*Input:*
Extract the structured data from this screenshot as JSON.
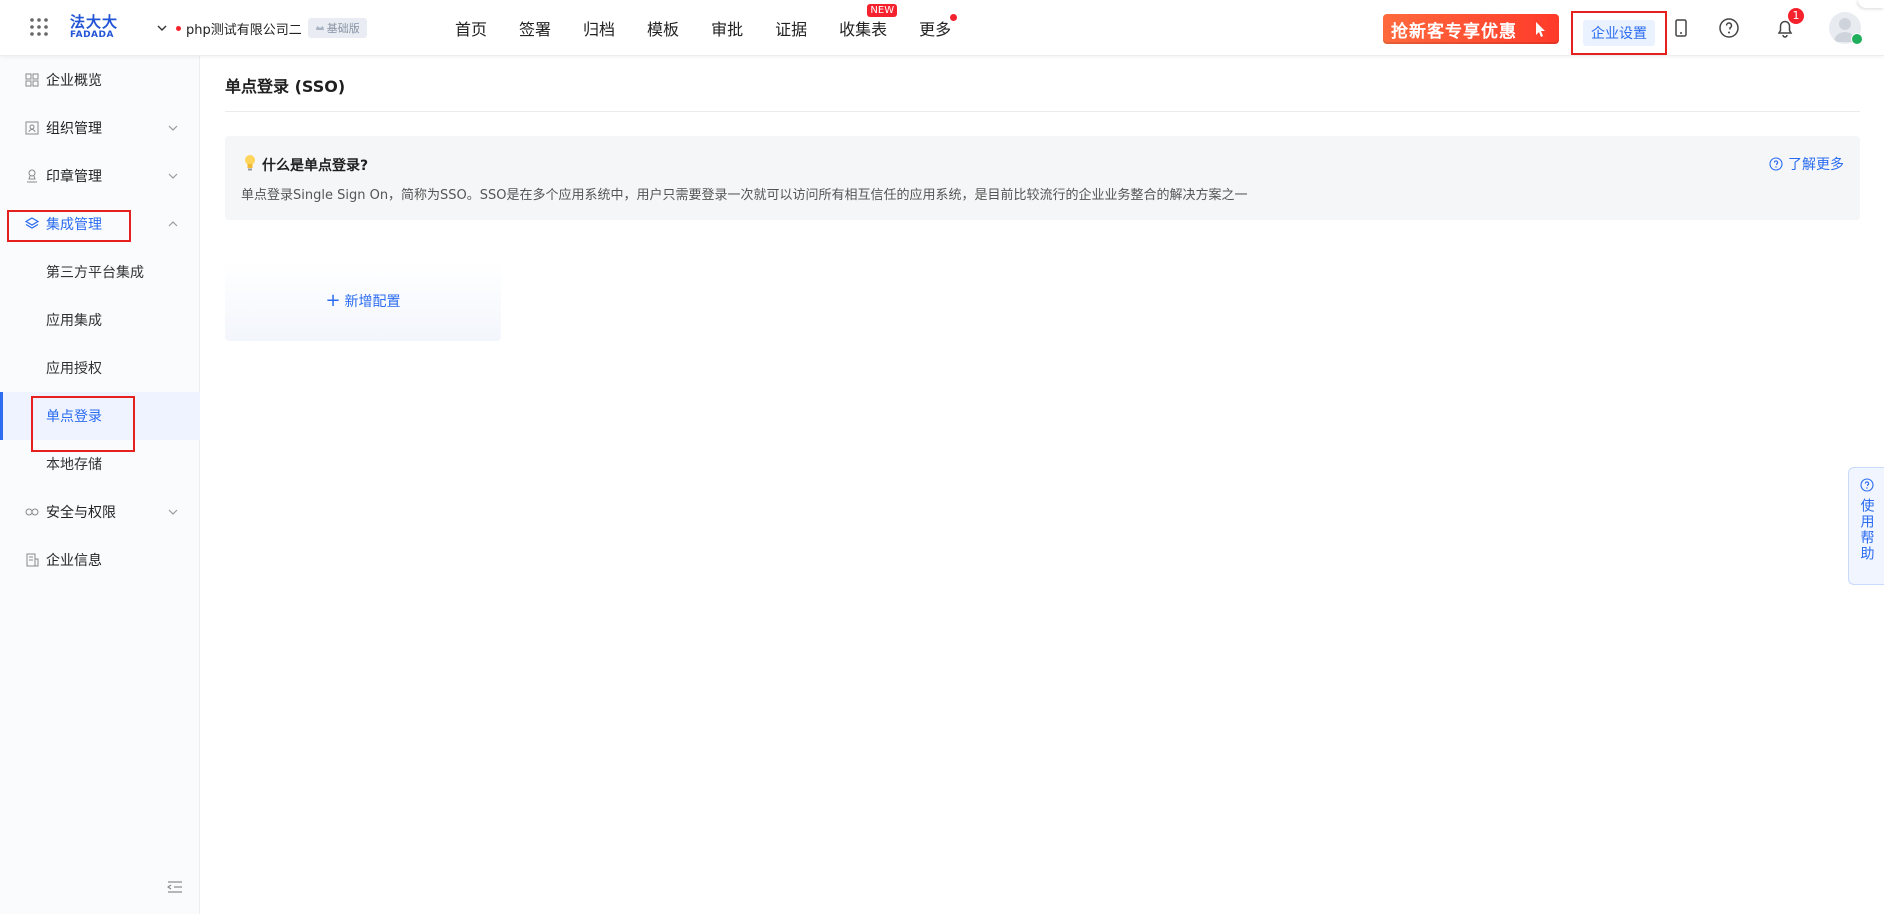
{
  "brand": {
    "logo_cn": "法大大",
    "logo_en": "FADADA",
    "accent": "#2b6cf0",
    "alert": "#e61f1f"
  },
  "company": {
    "name": "php测试有限公司二",
    "plan_badge": "基础版"
  },
  "nav": {
    "items": [
      {
        "label": "首页"
      },
      {
        "label": "签署"
      },
      {
        "label": "归档"
      },
      {
        "label": "模板"
      },
      {
        "label": "审批"
      },
      {
        "label": "证据"
      },
      {
        "label": "收集表",
        "tag": "NEW"
      },
      {
        "label": "更多"
      }
    ]
  },
  "topbar": {
    "promo_label": "抢新客专享优惠",
    "enterprise_settings": "企业设置",
    "notification_count": "1",
    "icons": [
      "grid-icon",
      "phone-icon",
      "help-icon",
      "bell-icon",
      "avatar"
    ]
  },
  "sidebar": {
    "items": [
      {
        "label": "企业概览",
        "icon": "overview-icon"
      },
      {
        "label": "组织管理",
        "icon": "org-icon"
      },
      {
        "label": "印章管理",
        "icon": "seal-icon"
      },
      {
        "label": "集成管理",
        "icon": "layers-icon"
      },
      {
        "label": "安全与权限",
        "icon": "link-icon"
      },
      {
        "label": "企业信息",
        "icon": "building-icon"
      }
    ],
    "sub_items": [
      {
        "label": "第三方平台集成"
      },
      {
        "label": "应用集成"
      },
      {
        "label": "应用授权"
      },
      {
        "label": "单点登录",
        "active": true
      },
      {
        "label": "本地存储"
      }
    ]
  },
  "main": {
    "title": "单点登录 (SSO)",
    "info": {
      "title": "什么是单点登录?",
      "description": "单点登录Single Sign On，简称为SSO。SSO是在多个应用系统中，用户只需要登录一次就可以访问所有相互信任的应用系统，是目前比较流行的企业业务整合的解决方案之一",
      "learn_more": "了解更多"
    },
    "add_config": "新增配置"
  },
  "help_tab": {
    "label": "使用帮助"
  }
}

*Problem to work on:* Quote each record exactly as it stands, minus the pictures.

*Output for this exercise:*
Extract the structured data from this screenshot as JSON.
{
  "brand": {
    "logo_cn": "法大大",
    "logo_en": "FADADA",
    "accent": "#2b6cf0",
    "alert": "#e61f1f"
  },
  "company": {
    "name": "php测试有限公司二",
    "plan_badge": "基础版"
  },
  "nav": {
    "items": [
      {
        "label": "首页"
      },
      {
        "label": "签署"
      },
      {
        "label": "归档"
      },
      {
        "label": "模板"
      },
      {
        "label": "审批"
      },
      {
        "label": "证据"
      },
      {
        "label": "收集表",
        "tag": "NEW"
      },
      {
        "label": "更多"
      }
    ]
  },
  "topbar": {
    "promo_label": "抢新客专享优惠",
    "enterprise_settings": "企业设置",
    "notification_count": "1",
    "icons": [
      "grid-icon",
      "phone-icon",
      "help-icon",
      "bell-icon",
      "avatar"
    ]
  },
  "sidebar": {
    "items": [
      {
        "label": "企业概览",
        "icon": "overview-icon"
      },
      {
        "label": "组织管理",
        "icon": "org-icon"
      },
      {
        "label": "印章管理",
        "icon": "seal-icon"
      },
      {
        "label": "集成管理",
        "icon": "layers-icon"
      },
      {
        "label": "安全与权限",
        "icon": "link-icon"
      },
      {
        "label": "企业信息",
        "icon": "building-icon"
      }
    ],
    "sub_items": [
      {
        "label": "第三方平台集成"
      },
      {
        "label": "应用集成"
      },
      {
        "label": "应用授权"
      },
      {
        "label": "单点登录",
        "active": true
      },
      {
        "label": "本地存储"
      }
    ]
  },
  "main": {
    "title": "单点登录 (SSO)",
    "info": {
      "title": "什么是单点登录?",
      "description": "单点登录Single Sign On，简称为SSO。SSO是在多个应用系统中，用户只需要登录一次就可以访问所有相互信任的应用系统，是目前比较流行的企业业务整合的解决方案之一",
      "learn_more": "了解更多"
    },
    "add_config": "新增配置"
  },
  "help_tab": {
    "label": "使用帮助"
  }
}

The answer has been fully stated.